What you will do: Will you output all of the data below exactly, omitting the images?

Data entries:
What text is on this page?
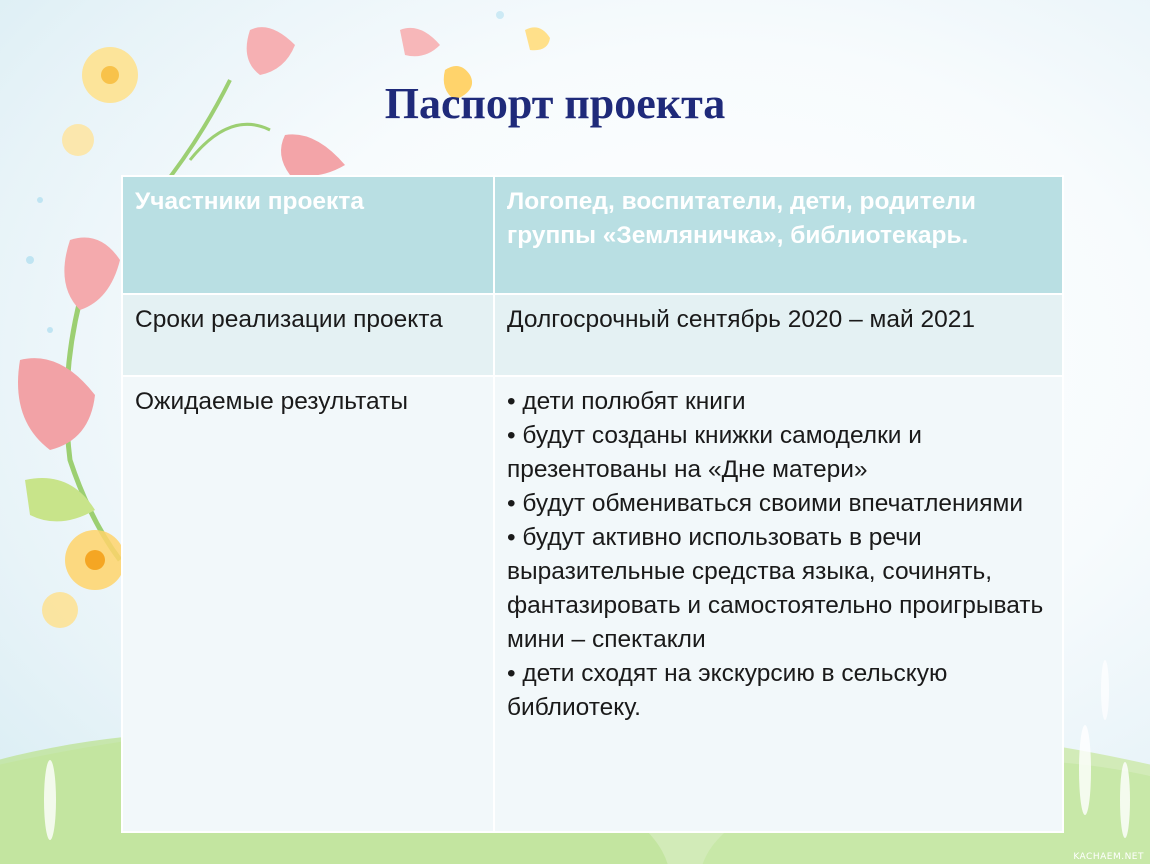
Паспорт проекта
Участники проекта	Логопед, воспитатели, дети, родители группы «Земляничка», библиотекарь.
Сроки реализации проекта	Долгосрочный сентябрь 2020 – май 2021
Ожидаемые результаты	• дети полюбят книги
• будут созданы книжки самоделки и презентованы на «Дне матери»
• будут обмениваться своими впечатлениями
• будут активно использовать в речи выразительные средства языка, сочинять, фантазировать и самостоятельно проигрывать мини – спектакли
• дети сходят на экскурсию в сельскую библиотеку.
KACHAEM.NET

Completed task:
What text is on this page?
Паспорт проекта
Участники проекта	Логопед, воспитатели, дети, родители группы «Земляничка», библиотекарь.
Сроки реализации проекта	Долгосрочный сентябрь 2020 – май 2021
Ожидаемые результаты	• дети полюбят книги
• будут созданы книжки самоделки и презентованы на «Дне матери»
• будут обмениваться своими впечатлениями
• будут активно использовать в речи выразительные средства языка, сочинять, фантазировать и самостоятельно проигрывать мини – спектакли
• дети сходят на экскурсию в сельскую библиотеку.
KACHAEM.NET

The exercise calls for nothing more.